— Start —

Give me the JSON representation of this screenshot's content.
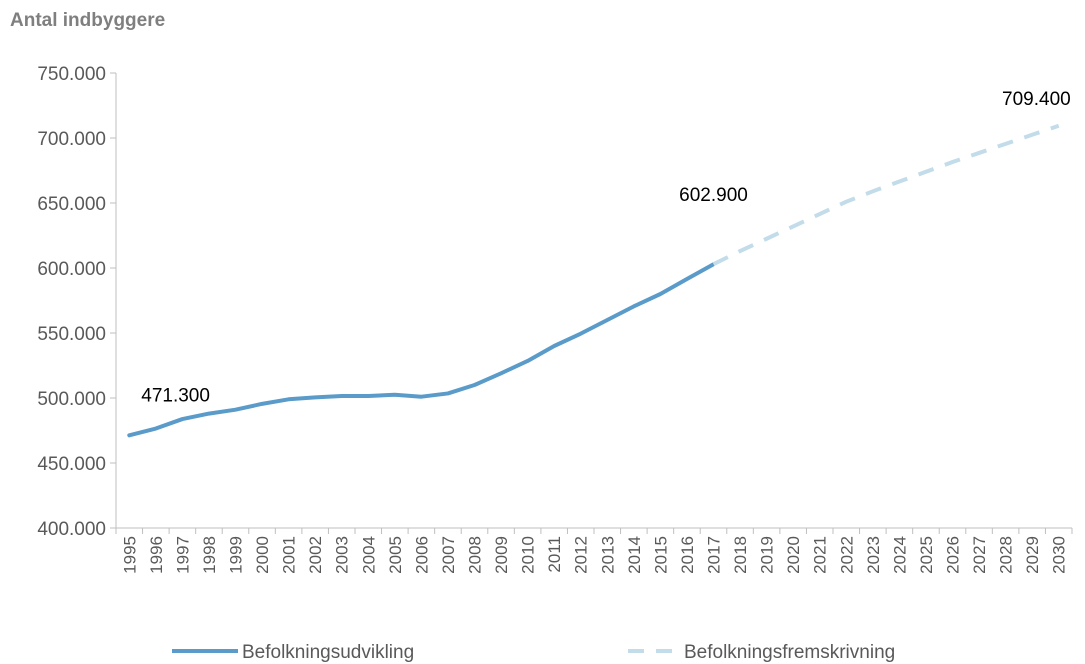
{
  "chart_data": {
    "type": "line",
    "ylabel": "Antal indbyggere",
    "xlabel": "",
    "ylim": [
      400000,
      750000
    ],
    "ytick_step": 50000,
    "ytick_labels": [
      "400.000",
      "450.000",
      "500.000",
      "550.000",
      "600.000",
      "650.000",
      "700.000",
      "750.000"
    ],
    "categories": [
      "1995",
      "1996",
      "1997",
      "1998",
      "1999",
      "2000",
      "2001",
      "2002",
      "2003",
      "2004",
      "2005",
      "2006",
      "2007",
      "2008",
      "2009",
      "2010",
      "2011",
      "2012",
      "2013",
      "2014",
      "2015",
      "2016",
      "2017",
      "2018",
      "2019",
      "2020",
      "2021",
      "2022",
      "2023",
      "2024",
      "2025",
      "2026",
      "2027",
      "2028",
      "2029",
      "2030"
    ],
    "grid": false,
    "legend_position": "bottom",
    "series": [
      {
        "name": "Befolkningsudvikling",
        "color": "#5a9bc9",
        "style": "solid",
        "x": [
          "1995",
          "1996",
          "1997",
          "1998",
          "1999",
          "2000",
          "2001",
          "2002",
          "2003",
          "2004",
          "2005",
          "2006",
          "2007",
          "2008",
          "2009",
          "2010",
          "2011",
          "2012",
          "2013",
          "2014",
          "2015",
          "2016",
          "2017"
        ],
        "values": [
          471300,
          476500,
          483800,
          488000,
          491000,
          495500,
          499000,
          500500,
          501500,
          501500,
          502500,
          501000,
          503500,
          510000,
          519000,
          528500,
          540000,
          549500,
          560000,
          570500,
          580000,
          591500,
          602900
        ]
      },
      {
        "name": "Befolkningsfremskrivning",
        "color": "#c2dcea",
        "style": "dashed",
        "x": [
          "2017",
          "2018",
          "2019",
          "2020",
          "2021",
          "2022",
          "2023",
          "2024",
          "2025",
          "2026",
          "2027",
          "2028",
          "2029",
          "2030"
        ],
        "values": [
          602900,
          613000,
          622500,
          632000,
          641500,
          651000,
          659000,
          666500,
          674000,
          681500,
          688500,
          695500,
          702500,
          709400
        ]
      }
    ],
    "annotations": [
      {
        "text": "471.300",
        "x": "1995",
        "value": 471300
      },
      {
        "text": "602.900",
        "x": "2017",
        "value": 602900
      },
      {
        "text": "709.400",
        "x": "2030",
        "value": 709400
      }
    ]
  }
}
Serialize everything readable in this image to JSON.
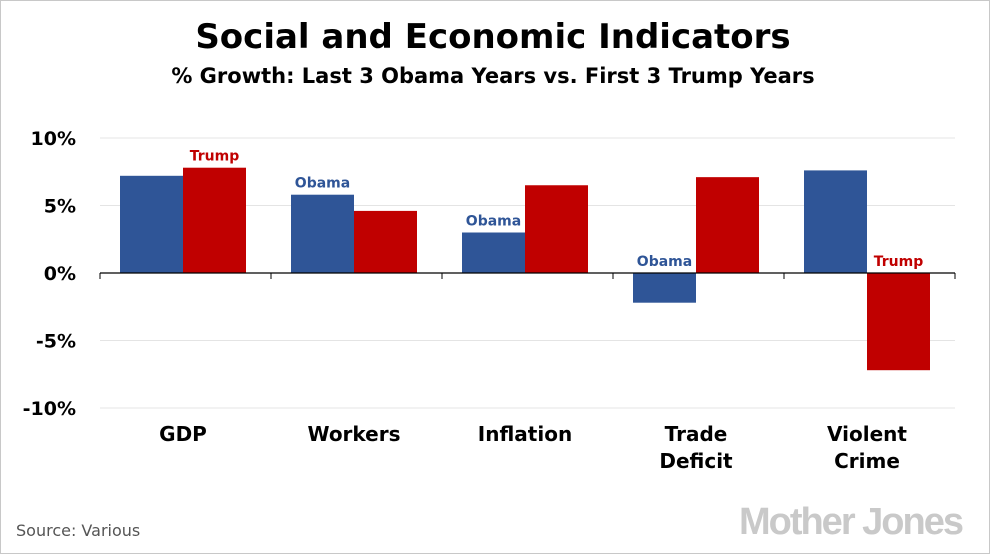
{
  "chart_data": {
    "type": "bar",
    "title": "Social and Economic Indicators",
    "subtitle": "% Growth: Last 3 Obama Years vs. First 3 Trump Years",
    "categories": [
      [
        "GDP"
      ],
      [
        "Workers"
      ],
      [
        "Inflation"
      ],
      [
        "Trade",
        "Deficit"
      ],
      [
        "Violent",
        "Crime"
      ]
    ],
    "series": [
      {
        "name": "Obama",
        "color": "#2f5597",
        "values": [
          7.2,
          5.8,
          3.0,
          -2.2,
          7.6
        ]
      },
      {
        "name": "Trump",
        "color": "#c00000",
        "values": [
          7.8,
          4.6,
          6.5,
          7.1,
          -7.2
        ]
      }
    ],
    "ylim": [
      -10,
      10
    ],
    "yticks": [
      10,
      5,
      0,
      -5,
      -10
    ],
    "ytick_labels": [
      "10%",
      "5%",
      "0%",
      "-5%",
      "-10%"
    ],
    "annotations": [
      {
        "text": "Trump",
        "category": 0,
        "series": 1
      },
      {
        "text": "Obama",
        "category": 1,
        "series": 0
      },
      {
        "text": "Obama",
        "category": 2,
        "series": 0
      },
      {
        "text": "Obama",
        "category": 3,
        "series": 0
      },
      {
        "text": "Trump",
        "category": 4,
        "series": 1
      }
    ],
    "grid": true
  },
  "source": "Source: Various",
  "brand": "Mother Jones"
}
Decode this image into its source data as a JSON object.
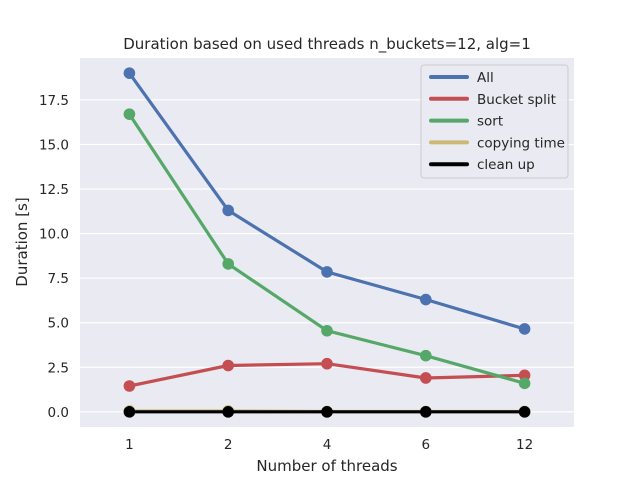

— End —

Given task
Every line that holds the word "image" should be extracted.

Solution to this task
Serialize everything readable in this image to JSON.
Decode this image into its source data as a JSON object.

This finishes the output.